Copy down all of the data underneath, exactly as shown.
═════ Extracted information ═════
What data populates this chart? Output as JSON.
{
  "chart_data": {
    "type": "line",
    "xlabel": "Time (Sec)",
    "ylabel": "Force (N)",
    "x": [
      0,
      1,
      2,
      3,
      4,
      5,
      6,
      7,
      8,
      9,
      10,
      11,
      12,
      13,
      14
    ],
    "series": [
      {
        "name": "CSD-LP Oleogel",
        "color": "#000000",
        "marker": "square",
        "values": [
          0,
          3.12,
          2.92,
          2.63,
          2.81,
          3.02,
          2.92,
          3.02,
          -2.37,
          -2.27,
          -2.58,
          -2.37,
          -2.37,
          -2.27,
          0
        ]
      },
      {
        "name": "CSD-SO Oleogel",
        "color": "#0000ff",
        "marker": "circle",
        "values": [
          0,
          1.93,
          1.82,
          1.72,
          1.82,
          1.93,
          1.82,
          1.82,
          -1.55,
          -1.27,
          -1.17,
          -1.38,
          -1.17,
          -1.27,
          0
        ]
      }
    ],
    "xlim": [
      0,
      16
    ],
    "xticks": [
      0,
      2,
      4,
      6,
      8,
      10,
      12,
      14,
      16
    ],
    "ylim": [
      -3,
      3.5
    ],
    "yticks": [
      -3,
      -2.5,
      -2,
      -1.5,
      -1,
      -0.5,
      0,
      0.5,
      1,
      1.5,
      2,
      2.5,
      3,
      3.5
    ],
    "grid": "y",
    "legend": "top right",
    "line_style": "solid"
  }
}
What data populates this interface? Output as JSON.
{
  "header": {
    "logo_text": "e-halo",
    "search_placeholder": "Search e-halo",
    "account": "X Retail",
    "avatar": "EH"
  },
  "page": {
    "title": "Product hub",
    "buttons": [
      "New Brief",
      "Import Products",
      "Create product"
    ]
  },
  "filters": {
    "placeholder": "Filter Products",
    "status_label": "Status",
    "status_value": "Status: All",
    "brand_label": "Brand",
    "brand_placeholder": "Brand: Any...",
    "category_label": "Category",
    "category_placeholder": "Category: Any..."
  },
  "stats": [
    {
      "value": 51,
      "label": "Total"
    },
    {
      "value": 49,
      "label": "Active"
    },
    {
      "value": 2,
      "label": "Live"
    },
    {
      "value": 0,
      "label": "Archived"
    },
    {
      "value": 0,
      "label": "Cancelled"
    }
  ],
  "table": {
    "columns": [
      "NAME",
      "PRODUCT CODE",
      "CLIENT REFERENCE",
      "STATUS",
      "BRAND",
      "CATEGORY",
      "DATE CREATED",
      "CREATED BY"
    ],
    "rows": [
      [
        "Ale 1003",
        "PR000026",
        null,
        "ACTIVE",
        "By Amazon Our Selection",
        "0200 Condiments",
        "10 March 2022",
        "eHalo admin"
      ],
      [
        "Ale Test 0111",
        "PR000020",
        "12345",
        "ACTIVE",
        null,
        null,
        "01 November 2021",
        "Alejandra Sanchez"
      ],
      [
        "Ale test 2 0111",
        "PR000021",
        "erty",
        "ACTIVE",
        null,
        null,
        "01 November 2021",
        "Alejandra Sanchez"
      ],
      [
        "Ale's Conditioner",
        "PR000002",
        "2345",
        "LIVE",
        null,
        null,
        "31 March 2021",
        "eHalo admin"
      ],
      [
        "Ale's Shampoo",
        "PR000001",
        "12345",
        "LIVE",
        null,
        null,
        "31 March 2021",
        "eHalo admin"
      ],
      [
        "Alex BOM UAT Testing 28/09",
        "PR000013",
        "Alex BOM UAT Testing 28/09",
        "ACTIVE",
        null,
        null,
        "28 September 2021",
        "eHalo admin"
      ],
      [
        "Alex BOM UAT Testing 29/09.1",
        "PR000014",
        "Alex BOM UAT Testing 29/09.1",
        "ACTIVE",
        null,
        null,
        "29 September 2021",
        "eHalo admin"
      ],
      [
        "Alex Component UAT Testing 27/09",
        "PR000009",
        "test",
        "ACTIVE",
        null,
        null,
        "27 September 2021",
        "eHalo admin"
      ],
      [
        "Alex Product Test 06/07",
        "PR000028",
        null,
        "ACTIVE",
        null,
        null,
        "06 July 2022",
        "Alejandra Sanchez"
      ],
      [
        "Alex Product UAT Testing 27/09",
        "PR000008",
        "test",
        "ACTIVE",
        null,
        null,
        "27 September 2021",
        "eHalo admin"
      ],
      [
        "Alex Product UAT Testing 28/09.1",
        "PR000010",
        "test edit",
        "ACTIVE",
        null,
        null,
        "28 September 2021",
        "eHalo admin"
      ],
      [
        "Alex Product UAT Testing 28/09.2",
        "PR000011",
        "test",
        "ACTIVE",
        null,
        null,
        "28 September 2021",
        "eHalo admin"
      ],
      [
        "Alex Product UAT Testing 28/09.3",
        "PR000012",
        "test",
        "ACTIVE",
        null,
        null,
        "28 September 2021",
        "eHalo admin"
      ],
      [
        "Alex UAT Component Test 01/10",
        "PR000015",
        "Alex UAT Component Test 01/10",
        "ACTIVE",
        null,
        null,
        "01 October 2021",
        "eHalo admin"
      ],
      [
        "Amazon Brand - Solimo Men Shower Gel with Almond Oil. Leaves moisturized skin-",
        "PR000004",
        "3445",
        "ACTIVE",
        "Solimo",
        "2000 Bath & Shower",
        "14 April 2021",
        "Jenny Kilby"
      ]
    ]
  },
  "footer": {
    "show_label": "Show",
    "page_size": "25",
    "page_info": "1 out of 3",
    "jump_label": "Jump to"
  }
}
═════
Solution:
What data populates this chart? Output as JSON.
{
  "chart_data": {
    "type": "line",
    "xlabel": "Time (Sec)",
    "ylabel": "Force (N)",
    "x": [
      0,
      1,
      2,
      3,
      4,
      5,
      6,
      7,
      8,
      9,
      10,
      11,
      12,
      13,
      14
    ],
    "series": [
      {
        "name": "CSD-LP Oleogel",
        "color": "#000000",
        "marker": "square",
        "values": [
          0,
          3.12,
          2.92,
          2.63,
          2.81,
          3.02,
          2.92,
          3.02,
          -2.37,
          -2.27,
          -2.58,
          -2.37,
          -2.37,
          -2.27,
          0
        ]
      },
      {
        "name": "CSD-SO Oleogel",
        "color": "#0000ff",
        "marker": "circle",
        "values": [
          0,
          1.93,
          1.82,
          1.72,
          1.82,
          1.93,
          1.82,
          1.82,
          -1.55,
          -1.27,
          -1.17,
          -1.38,
          -1.17,
          -1.27,
          0
        ]
      }
    ],
    "xlim": [
      0,
      16
    ],
    "xticks": [
      0,
      2,
      4,
      6,
      8,
      10,
      12,
      14,
      16
    ],
    "ylim": [
      -3,
      3.5
    ],
    "yticks": [
      -3,
      -2.5,
      -2,
      -1.5,
      -1,
      -0.5,
      0,
      0.5,
      1,
      1.5,
      2,
      2.5,
      3,
      3.5
    ],
    "grid": "y",
    "legend": "top right",
    "line_style": "solid"
  }
}
What data populates this interface? Output as JSON.
{
  "header": {
    "logo_text": "e-halo",
    "search_placeholder": "Search e-halo",
    "account": "X Retail",
    "avatar": "EH"
  },
  "page": {
    "title": "Product hub",
    "buttons": [
      "New Brief",
      "Import Products",
      "Create product"
    ]
  },
  "filters": {
    "placeholder": "Filter Products",
    "status_label": "Status",
    "status_value": "Status: All",
    "brand_label": "Brand",
    "brand_placeholder": "Brand: Any...",
    "category_label": "Category",
    "category_placeholder": "Category: Any..."
  },
  "stats": [
    {
      "value": 51,
      "label": "Total"
    },
    {
      "value": 49,
      "label": "Active"
    },
    {
      "value": 2,
      "label": "Live"
    },
    {
      "value": 0,
      "label": "Archived"
    },
    {
      "value": 0,
      "label": "Cancelled"
    }
  ],
  "table": {
    "columns": [
      "NAME",
      "PRODUCT CODE",
      "CLIENT REFERENCE",
      "STATUS",
      "BRAND",
      "CATEGORY",
      "DATE CREATED",
      "CREATED BY"
    ],
    "rows": [
      [
        "Ale 1003",
        "PR000026",
        null,
        "ACTIVE",
        "By Amazon Our Selection",
        "0200 Condiments",
        "10 March 2022",
        "eHalo admin"
      ],
      [
        "Ale Test 0111",
        "PR000020",
        "12345",
        "ACTIVE",
        null,
        null,
        "01 November 2021",
        "Alejandra Sanchez"
      ],
      [
        "Ale test 2 0111",
        "PR000021",
        "erty",
        "ACTIVE",
        null,
        null,
        "01 November 2021",
        "Alejandra Sanchez"
      ],
      [
        "Ale's Conditioner",
        "PR000002",
        "2345",
        "LIVE",
        null,
        null,
        "31 March 2021",
        "eHalo admin"
      ],
      [
        "Ale's Shampoo",
        "PR000001",
        "12345",
        "LIVE",
        null,
        null,
        "31 March 2021",
        "eHalo admin"
      ],
      [
        "Alex BOM UAT Testing 28/09",
        "PR000013",
        "Alex BOM UAT Testing 28/09",
        "ACTIVE",
        null,
        null,
        "28 September 2021",
        "eHalo admin"
      ],
      [
        "Alex BOM UAT Testing 29/09.1",
        "PR000014",
        "Alex BOM UAT Testing 29/09.1",
        "ACTIVE",
        null,
        null,
        "29 September 2021",
        "eHalo admin"
      ],
      [
        "Alex Component UAT Testing 27/09",
        "PR000009",
        "test",
        "ACTIVE",
        null,
        null,
        "27 September 2021",
        "eHalo admin"
      ],
      [
        "Alex Product Test 06/07",
        "PR000028",
        null,
        "ACTIVE",
        null,
        null,
        "06 July 2022",
        "Alejandra Sanchez"
      ],
      [
        "Alex Product UAT Testing 27/09",
        "PR000008",
        "test",
        "ACTIVE",
        null,
        null,
        "27 September 2021",
        "eHalo admin"
      ],
      [
        "Alex Product UAT Testing 28/09.1",
        "PR000010",
        "test edit",
        "ACTIVE",
        null,
        null,
        "28 September 2021",
        "eHalo admin"
      ],
      [
        "Alex Product UAT Testing 28/09.2",
        "PR000011",
        "test",
        "ACTIVE",
        null,
        null,
        "28 September 2021",
        "eHalo admin"
      ],
      [
        "Alex Product UAT Testing 28/09.3",
        "PR000012",
        "test",
        "ACTIVE",
        null,
        null,
        "28 September 2021",
        "eHalo admin"
      ],
      [
        "Alex UAT Component Test 01/10",
        "PR000015",
        "Alex UAT Component Test 01/10",
        "ACTIVE",
        null,
        null,
        "01 October 2021",
        "eHalo admin"
      ],
      [
        "Amazon Brand - Solimo Men Shower Gel with Almond Oil. Leaves moisturized skin-",
        "PR000004",
        "3445",
        "ACTIVE",
        "Solimo",
        "2000 Bath & Shower",
        "14 April 2021",
        "Jenny Kilby"
      ]
    ]
  },
  "footer": {
    "show_label": "Show",
    "page_size": "25",
    "page_info": "1 out of 3",
    "jump_label": "Jump to"
  }
}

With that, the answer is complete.